* Short task:
Print every entry exactly as written.
======== Listing ========
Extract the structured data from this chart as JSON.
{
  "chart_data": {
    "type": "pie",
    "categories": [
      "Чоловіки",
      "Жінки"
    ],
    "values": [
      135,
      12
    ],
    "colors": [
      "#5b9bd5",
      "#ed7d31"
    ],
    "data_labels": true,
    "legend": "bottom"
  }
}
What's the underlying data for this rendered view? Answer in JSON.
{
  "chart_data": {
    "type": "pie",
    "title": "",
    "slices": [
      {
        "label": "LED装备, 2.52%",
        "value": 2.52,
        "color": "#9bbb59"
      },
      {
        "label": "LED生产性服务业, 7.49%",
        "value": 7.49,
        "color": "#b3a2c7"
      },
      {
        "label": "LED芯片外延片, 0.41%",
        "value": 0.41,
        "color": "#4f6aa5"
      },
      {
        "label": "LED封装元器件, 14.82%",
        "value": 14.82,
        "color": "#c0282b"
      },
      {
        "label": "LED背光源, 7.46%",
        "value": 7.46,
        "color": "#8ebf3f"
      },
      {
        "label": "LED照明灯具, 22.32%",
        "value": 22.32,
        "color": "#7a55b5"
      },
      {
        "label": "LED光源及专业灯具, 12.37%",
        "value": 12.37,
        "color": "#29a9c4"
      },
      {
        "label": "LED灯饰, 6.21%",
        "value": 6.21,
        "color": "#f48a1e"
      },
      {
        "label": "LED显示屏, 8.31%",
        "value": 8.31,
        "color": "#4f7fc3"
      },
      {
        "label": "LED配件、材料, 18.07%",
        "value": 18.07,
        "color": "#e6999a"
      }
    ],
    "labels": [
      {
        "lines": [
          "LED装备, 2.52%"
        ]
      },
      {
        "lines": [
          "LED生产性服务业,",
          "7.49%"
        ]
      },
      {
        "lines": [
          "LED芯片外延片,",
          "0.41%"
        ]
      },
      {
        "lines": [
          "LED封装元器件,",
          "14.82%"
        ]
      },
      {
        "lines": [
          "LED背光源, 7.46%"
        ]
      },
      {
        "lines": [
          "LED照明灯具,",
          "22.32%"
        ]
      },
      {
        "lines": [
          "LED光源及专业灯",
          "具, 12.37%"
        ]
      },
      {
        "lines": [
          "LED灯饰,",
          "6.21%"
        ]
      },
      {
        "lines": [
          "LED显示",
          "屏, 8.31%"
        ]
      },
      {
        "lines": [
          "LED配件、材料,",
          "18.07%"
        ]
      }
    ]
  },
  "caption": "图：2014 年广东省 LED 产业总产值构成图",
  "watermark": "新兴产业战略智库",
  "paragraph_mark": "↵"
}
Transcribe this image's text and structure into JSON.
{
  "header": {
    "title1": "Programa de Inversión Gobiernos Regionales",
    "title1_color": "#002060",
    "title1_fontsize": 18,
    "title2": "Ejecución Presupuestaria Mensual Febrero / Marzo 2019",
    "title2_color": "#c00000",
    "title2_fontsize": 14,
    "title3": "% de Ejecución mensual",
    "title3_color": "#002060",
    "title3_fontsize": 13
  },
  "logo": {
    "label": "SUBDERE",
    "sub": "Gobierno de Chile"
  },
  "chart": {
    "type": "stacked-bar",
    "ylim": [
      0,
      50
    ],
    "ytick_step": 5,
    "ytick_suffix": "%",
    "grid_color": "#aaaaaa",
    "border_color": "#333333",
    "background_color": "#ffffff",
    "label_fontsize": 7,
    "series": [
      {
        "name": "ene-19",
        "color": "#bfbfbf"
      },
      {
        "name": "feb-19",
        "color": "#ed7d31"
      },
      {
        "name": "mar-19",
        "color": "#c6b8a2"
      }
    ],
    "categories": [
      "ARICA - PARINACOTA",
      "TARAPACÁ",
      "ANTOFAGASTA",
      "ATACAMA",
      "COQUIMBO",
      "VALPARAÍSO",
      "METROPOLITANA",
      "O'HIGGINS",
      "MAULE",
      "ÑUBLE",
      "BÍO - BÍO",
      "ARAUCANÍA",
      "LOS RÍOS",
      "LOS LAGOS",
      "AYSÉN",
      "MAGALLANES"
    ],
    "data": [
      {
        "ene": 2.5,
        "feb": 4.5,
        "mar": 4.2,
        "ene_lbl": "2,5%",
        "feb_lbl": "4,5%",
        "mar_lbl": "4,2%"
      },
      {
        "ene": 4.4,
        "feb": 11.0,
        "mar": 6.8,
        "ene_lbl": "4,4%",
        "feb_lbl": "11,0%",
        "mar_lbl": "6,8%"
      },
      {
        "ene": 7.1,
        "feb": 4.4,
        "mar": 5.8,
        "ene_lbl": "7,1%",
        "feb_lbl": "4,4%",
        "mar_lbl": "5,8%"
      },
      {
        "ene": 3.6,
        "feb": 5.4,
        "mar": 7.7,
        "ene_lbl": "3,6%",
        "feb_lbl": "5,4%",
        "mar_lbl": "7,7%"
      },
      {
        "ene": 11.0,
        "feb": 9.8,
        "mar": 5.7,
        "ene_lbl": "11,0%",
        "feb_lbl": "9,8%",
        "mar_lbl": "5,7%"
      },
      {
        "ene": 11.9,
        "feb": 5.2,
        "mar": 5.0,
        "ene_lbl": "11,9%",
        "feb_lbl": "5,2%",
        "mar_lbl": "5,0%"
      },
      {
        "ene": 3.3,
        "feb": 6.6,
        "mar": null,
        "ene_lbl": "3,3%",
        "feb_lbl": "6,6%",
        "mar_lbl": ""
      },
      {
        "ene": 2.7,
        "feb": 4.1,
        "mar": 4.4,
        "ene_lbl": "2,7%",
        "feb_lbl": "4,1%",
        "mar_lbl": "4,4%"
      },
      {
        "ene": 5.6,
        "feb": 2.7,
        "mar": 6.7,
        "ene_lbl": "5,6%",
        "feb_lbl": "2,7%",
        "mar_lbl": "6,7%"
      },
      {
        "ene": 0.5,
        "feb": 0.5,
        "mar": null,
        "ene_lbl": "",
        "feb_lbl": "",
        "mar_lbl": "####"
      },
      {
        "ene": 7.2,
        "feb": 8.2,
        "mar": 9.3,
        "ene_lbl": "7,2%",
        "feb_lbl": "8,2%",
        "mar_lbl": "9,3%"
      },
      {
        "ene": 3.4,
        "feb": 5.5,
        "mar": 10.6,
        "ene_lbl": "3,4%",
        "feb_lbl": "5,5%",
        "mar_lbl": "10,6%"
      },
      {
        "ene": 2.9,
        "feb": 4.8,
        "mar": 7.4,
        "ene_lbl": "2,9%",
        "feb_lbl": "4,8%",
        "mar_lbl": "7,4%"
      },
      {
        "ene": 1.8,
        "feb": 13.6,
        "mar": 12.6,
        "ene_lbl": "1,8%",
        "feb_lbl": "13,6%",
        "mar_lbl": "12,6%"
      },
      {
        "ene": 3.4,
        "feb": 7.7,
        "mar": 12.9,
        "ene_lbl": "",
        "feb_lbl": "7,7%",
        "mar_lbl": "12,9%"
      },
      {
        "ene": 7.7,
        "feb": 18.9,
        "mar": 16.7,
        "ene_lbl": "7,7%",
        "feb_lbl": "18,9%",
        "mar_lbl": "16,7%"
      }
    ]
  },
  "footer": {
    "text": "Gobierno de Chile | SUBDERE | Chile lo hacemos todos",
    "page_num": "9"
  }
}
========
* Task output:
Extract the structured data from this chart as JSON.
{
  "chart_data": {
    "type": "pie",
    "categories": [
      "Чоловіки",
      "Жінки"
    ],
    "values": [
      135,
      12
    ],
    "colors": [
      "#5b9bd5",
      "#ed7d31"
    ],
    "data_labels": true,
    "legend": "bottom"
  }
}
What's the underlying data for this rendered view? Answer in JSON.
{
  "chart_data": {
    "type": "pie",
    "title": "",
    "slices": [
      {
        "label": "LED装备, 2.52%",
        "value": 2.52,
        "color": "#9bbb59"
      },
      {
        "label": "LED生产性服务业, 7.49%",
        "value": 7.49,
        "color": "#b3a2c7"
      },
      {
        "label": "LED芯片外延片, 0.41%",
        "value": 0.41,
        "color": "#4f6aa5"
      },
      {
        "label": "LED封装元器件, 14.82%",
        "value": 14.82,
        "color": "#c0282b"
      },
      {
        "label": "LED背光源, 7.46%",
        "value": 7.46,
        "color": "#8ebf3f"
      },
      {
        "label": "LED照明灯具, 22.32%",
        "value": 22.32,
        "color": "#7a55b5"
      },
      {
        "label": "LED光源及专业灯具, 12.37%",
        "value": 12.37,
        "color": "#29a9c4"
      },
      {
        "label": "LED灯饰, 6.21%",
        "value": 6.21,
        "color": "#f48a1e"
      },
      {
        "label": "LED显示屏, 8.31%",
        "value": 8.31,
        "color": "#4f7fc3"
      },
      {
        "label": "LED配件、材料, 18.07%",
        "value": 18.07,
        "color": "#e6999a"
      }
    ],
    "labels": [
      {
        "lines": [
          "LED装备, 2.52%"
        ]
      },
      {
        "lines": [
          "LED生产性服务业,",
          "7.49%"
        ]
      },
      {
        "lines": [
          "LED芯片外延片,",
          "0.41%"
        ]
      },
      {
        "lines": [
          "LED封装元器件,",
          "14.82%"
        ]
      },
      {
        "lines": [
          "LED背光源, 7.46%"
        ]
      },
      {
        "lines": [
          "LED照明灯具,",
          "22.32%"
        ]
      },
      {
        "lines": [
          "LED光源及专业灯",
          "具, 12.37%"
        ]
      },
      {
        "lines": [
          "LED灯饰,",
          "6.21%"
        ]
      },
      {
        "lines": [
          "LED显示",
          "屏, 8.31%"
        ]
      },
      {
        "lines": [
          "LED配件、材料,",
          "18.07%"
        ]
      }
    ]
  },
  "caption": "图：2014 年广东省 LED 产业总产值构成图",
  "watermark": "新兴产业战略智库",
  "paragraph_mark": "↵"
}
Transcribe this image's text and structure into JSON.
{
  "header": {
    "title1": "Programa de Inversión Gobiernos Regionales",
    "title1_color": "#002060",
    "title1_fontsize": 18,
    "title2": "Ejecución Presupuestaria Mensual Febrero / Marzo 2019",
    "title2_color": "#c00000",
    "title2_fontsize": 14,
    "title3": "% de Ejecución mensual",
    "title3_color": "#002060",
    "title3_fontsize": 13
  },
  "logo": {
    "label": "SUBDERE",
    "sub": "Gobierno de Chile"
  },
  "chart": {
    "type": "stacked-bar",
    "ylim": [
      0,
      50
    ],
    "ytick_step": 5,
    "ytick_suffix": "%",
    "grid_color": "#aaaaaa",
    "border_color": "#333333",
    "background_color": "#ffffff",
    "label_fontsize": 7,
    "series": [
      {
        "name": "ene-19",
        "color": "#bfbfbf"
      },
      {
        "name": "feb-19",
        "color": "#ed7d31"
      },
      {
        "name": "mar-19",
        "color": "#c6b8a2"
      }
    ],
    "categories": [
      "ARICA - PARINACOTA",
      "TARAPACÁ",
      "ANTOFAGASTA",
      "ATACAMA",
      "COQUIMBO",
      "VALPARAÍSO",
      "METROPOLITANA",
      "O'HIGGINS",
      "MAULE",
      "ÑUBLE",
      "BÍO - BÍO",
      "ARAUCANÍA",
      "LOS RÍOS",
      "LOS LAGOS",
      "AYSÉN",
      "MAGALLANES"
    ],
    "data": [
      {
        "ene": 2.5,
        "feb": 4.5,
        "mar": 4.2,
        "ene_lbl": "2,5%",
        "feb_lbl": "4,5%",
        "mar_lbl": "4,2%"
      },
      {
        "ene": 4.4,
        "feb": 11.0,
        "mar": 6.8,
        "ene_lbl": "4,4%",
        "feb_lbl": "11,0%",
        "mar_lbl": "6,8%"
      },
      {
        "ene": 7.1,
        "feb": 4.4,
        "mar": 5.8,
        "ene_lbl": "7,1%",
        "feb_lbl": "4,4%",
        "mar_lbl": "5,8%"
      },
      {
        "ene": 3.6,
        "feb": 5.4,
        "mar": 7.7,
        "ene_lbl": "3,6%",
        "feb_lbl": "5,4%",
        "mar_lbl": "7,7%"
      },
      {
        "ene": 11.0,
        "feb": 9.8,
        "mar": 5.7,
        "ene_lbl": "11,0%",
        "feb_lbl": "9,8%",
        "mar_lbl": "5,7%"
      },
      {
        "ene": 11.9,
        "feb": 5.2,
        "mar": 5.0,
        "ene_lbl": "11,9%",
        "feb_lbl": "5,2%",
        "mar_lbl": "5,0%"
      },
      {
        "ene": 3.3,
        "feb": 6.6,
        "mar": null,
        "ene_lbl": "3,3%",
        "feb_lbl": "6,6%",
        "mar_lbl": ""
      },
      {
        "ene": 2.7,
        "feb": 4.1,
        "mar": 4.4,
        "ene_lbl": "2,7%",
        "feb_lbl": "4,1%",
        "mar_lbl": "4,4%"
      },
      {
        "ene": 5.6,
        "feb": 2.7,
        "mar": 6.7,
        "ene_lbl": "5,6%",
        "feb_lbl": "2,7%",
        "mar_lbl": "6,7%"
      },
      {
        "ene": 0.5,
        "feb": 0.5,
        "mar": null,
        "ene_lbl": "",
        "feb_lbl": "",
        "mar_lbl": "####"
      },
      {
        "ene": 7.2,
        "feb": 8.2,
        "mar": 9.3,
        "ene_lbl": "7,2%",
        "feb_lbl": "8,2%",
        "mar_lbl": "9,3%"
      },
      {
        "ene": 3.4,
        "feb": 5.5,
        "mar": 10.6,
        "ene_lbl": "3,4%",
        "feb_lbl": "5,5%",
        "mar_lbl": "10,6%"
      },
      {
        "ene": 2.9,
        "feb": 4.8,
        "mar": 7.4,
        "ene_lbl": "2,9%",
        "feb_lbl": "4,8%",
        "mar_lbl": "7,4%"
      },
      {
        "ene": 1.8,
        "feb": 13.6,
        "mar": 12.6,
        "ene_lbl": "1,8%",
        "feb_lbl": "13,6%",
        "mar_lbl": "12,6%"
      },
      {
        "ene": 3.4,
        "feb": 7.7,
        "mar": 12.9,
        "ene_lbl": "",
        "feb_lbl": "7,7%",
        "mar_lbl": "12,9%"
      },
      {
        "ene": 7.7,
        "feb": 18.9,
        "mar": 16.7,
        "ene_lbl": "7,7%",
        "feb_lbl": "18,9%",
        "mar_lbl": "16,7%"
      }
    ]
  },
  "footer": {
    "text": "Gobierno de Chile | SUBDERE | Chile lo hacemos todos",
    "page_num": "9"
  }
}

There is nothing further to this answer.